*Your task:*
Render the lines of each listing below as a numbered list, skipping blank lines and leaving the pictures out.

* Begin Records provided *

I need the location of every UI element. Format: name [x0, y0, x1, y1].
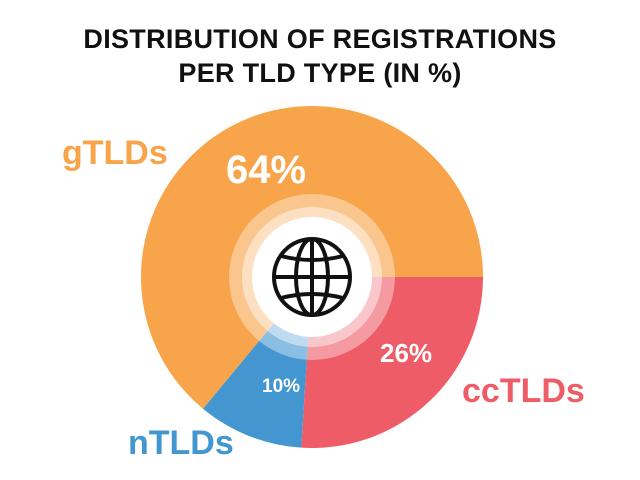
legend-label-cctlds: ccTLDs [462, 372, 585, 410]
chart-title-line-2: PER TLD TYPE (IN %) [178, 58, 462, 88]
legend-label-gtlds: gTLDs [62, 134, 168, 172]
data-label-cctlds: 26% [380, 338, 433, 368]
legend-label-ntlds: nTLDs [128, 424, 234, 462]
chart-title: DISTRIBUTION OF REGISTRATIONS PER TLD TY… [0, 22, 640, 90]
globe-icon [272, 237, 352, 317]
data-label-ntlds: 10% [262, 376, 301, 397]
data-label-gtlds: 64% [226, 148, 307, 192]
chart-title-line-1: DISTRIBUTION OF REGISTRATIONS [83, 24, 557, 54]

* End Records provided *

*Reply:*
1. I need the location of every UI element. Format: name [x0, y0, x1, y1].
2. legend-label-cctlds: ccTLDs [462, 372, 585, 410]
3. chart-title-line-2: PER TLD TYPE (IN %) [178, 58, 462, 88]
4. legend-label-gtlds: gTLDs [62, 134, 168, 172]
5. data-label-cctlds: 26% [380, 338, 433, 368]
6. legend-label-ntlds: nTLDs [128, 424, 234, 462]
7. chart-title: DISTRIBUTION OF REGISTRATIONS PER TLD TY… [0, 22, 640, 90]
8. globe-icon [272, 237, 352, 317]
9. data-label-ntlds: 10% [262, 376, 301, 397]
10. data-label-gtlds: 64% [226, 148, 307, 192]
11. chart-title-line-1: DISTRIBUTION OF REGISTRATIONS [83, 24, 557, 54]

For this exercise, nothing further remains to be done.